:: Material supplied

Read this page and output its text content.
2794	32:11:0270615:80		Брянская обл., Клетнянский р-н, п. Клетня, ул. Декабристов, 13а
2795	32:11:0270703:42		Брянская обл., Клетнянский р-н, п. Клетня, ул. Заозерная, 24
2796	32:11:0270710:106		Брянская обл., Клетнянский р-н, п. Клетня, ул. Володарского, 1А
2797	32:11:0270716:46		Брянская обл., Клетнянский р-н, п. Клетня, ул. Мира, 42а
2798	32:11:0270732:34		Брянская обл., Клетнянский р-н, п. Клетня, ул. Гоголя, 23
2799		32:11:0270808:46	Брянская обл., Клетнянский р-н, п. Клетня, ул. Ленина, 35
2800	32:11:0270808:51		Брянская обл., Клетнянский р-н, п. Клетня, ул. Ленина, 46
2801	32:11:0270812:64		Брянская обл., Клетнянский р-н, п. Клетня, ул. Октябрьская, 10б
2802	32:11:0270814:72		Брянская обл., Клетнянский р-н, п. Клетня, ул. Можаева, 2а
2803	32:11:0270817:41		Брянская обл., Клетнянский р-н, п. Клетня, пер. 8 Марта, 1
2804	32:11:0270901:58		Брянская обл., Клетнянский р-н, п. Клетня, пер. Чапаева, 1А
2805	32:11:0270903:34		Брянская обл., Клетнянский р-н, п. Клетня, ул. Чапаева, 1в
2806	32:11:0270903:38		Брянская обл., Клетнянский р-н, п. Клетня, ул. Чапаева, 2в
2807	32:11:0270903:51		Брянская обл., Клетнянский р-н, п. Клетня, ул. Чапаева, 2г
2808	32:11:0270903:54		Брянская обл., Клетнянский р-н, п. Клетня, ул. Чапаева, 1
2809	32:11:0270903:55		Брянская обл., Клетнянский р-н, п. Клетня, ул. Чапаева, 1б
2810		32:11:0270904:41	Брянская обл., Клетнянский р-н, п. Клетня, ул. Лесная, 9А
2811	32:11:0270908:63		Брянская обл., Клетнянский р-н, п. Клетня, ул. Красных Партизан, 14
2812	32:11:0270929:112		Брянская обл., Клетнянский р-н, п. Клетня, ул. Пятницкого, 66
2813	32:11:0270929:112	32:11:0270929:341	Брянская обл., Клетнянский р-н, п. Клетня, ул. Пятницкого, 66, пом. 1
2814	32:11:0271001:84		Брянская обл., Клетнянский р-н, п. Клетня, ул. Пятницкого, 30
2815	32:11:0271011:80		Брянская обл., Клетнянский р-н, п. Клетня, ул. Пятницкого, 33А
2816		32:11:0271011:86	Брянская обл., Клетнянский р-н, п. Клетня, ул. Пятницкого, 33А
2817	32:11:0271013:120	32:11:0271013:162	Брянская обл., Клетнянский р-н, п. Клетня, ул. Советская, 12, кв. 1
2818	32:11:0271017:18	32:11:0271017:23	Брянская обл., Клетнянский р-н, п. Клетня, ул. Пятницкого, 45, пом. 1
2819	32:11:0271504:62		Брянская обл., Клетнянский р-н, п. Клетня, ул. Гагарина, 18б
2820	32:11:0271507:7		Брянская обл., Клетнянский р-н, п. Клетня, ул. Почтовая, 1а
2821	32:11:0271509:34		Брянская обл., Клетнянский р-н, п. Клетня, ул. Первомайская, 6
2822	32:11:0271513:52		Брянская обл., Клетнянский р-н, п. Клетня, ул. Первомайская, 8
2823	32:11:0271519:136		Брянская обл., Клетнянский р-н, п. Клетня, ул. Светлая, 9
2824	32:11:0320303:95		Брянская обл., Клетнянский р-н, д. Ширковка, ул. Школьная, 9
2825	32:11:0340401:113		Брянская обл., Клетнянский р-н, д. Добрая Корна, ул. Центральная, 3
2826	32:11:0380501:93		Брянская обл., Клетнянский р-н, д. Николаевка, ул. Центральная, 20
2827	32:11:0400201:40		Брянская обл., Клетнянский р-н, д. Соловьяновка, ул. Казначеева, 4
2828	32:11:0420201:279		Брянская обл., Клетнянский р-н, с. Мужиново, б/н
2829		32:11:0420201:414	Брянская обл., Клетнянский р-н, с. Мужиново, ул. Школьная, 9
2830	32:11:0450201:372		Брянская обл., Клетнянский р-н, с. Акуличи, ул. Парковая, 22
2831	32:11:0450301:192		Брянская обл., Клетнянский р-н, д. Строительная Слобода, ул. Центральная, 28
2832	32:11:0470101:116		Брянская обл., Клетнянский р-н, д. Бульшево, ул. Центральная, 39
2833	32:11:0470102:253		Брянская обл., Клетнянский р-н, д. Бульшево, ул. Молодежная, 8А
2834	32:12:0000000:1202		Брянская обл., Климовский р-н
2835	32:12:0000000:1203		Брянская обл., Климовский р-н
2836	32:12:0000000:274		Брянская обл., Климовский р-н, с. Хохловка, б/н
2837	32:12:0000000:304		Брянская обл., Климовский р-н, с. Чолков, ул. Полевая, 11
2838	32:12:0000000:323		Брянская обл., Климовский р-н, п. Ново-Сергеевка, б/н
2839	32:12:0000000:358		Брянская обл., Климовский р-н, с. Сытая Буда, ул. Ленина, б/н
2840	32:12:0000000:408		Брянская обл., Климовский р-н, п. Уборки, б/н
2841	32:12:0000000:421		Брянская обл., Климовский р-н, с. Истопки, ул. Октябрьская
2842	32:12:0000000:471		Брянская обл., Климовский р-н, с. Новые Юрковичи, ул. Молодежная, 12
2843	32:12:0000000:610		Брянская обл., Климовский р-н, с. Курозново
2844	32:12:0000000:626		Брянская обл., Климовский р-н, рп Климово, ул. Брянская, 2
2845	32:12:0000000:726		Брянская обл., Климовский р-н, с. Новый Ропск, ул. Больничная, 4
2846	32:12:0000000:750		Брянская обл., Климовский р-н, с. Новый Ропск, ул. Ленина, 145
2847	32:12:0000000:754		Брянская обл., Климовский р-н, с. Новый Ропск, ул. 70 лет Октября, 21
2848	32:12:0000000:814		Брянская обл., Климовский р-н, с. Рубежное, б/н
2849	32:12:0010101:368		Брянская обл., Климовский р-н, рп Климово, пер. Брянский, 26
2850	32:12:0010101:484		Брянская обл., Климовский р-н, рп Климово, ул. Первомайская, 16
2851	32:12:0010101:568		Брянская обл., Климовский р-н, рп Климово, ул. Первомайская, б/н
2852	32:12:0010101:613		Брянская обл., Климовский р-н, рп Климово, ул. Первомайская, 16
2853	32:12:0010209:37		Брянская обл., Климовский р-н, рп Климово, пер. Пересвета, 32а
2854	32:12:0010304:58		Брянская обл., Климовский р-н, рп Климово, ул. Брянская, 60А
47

::::

# Work to be completed
Return, from the data, each line that has the word "Пятницкого" in it.

# Answer to the problem
2812	32:11:0270929:112		Брянская обл., Клетнянский р-н, п. Клетня, ул. Пятницкого, 66
2813	32:11:0270929:112	32:11:0270929:341	Брянская обл., Клетнянский р-н, п. Клетня, ул. Пятницкого, 66, пом. 1
2814	32:11:0271001:84		Брянская обл., Клетнянский р-н, п. Клетня, ул. Пятницкого, 30
2815	32:11:0271011:80		Брянская обл., Клетнянский р-н, п. Клетня, ул. Пятницкого, 33А
2816		32:11:0271011:86	Брянская обл., Клетнянский р-н, п. Клетня, ул. Пятницкого, 33А
2818	32:11:0271017:18	32:11:0271017:23	Брянская обл., Клетнянский р-н, п. Клетня, ул. Пятницкого, 45, пом. 1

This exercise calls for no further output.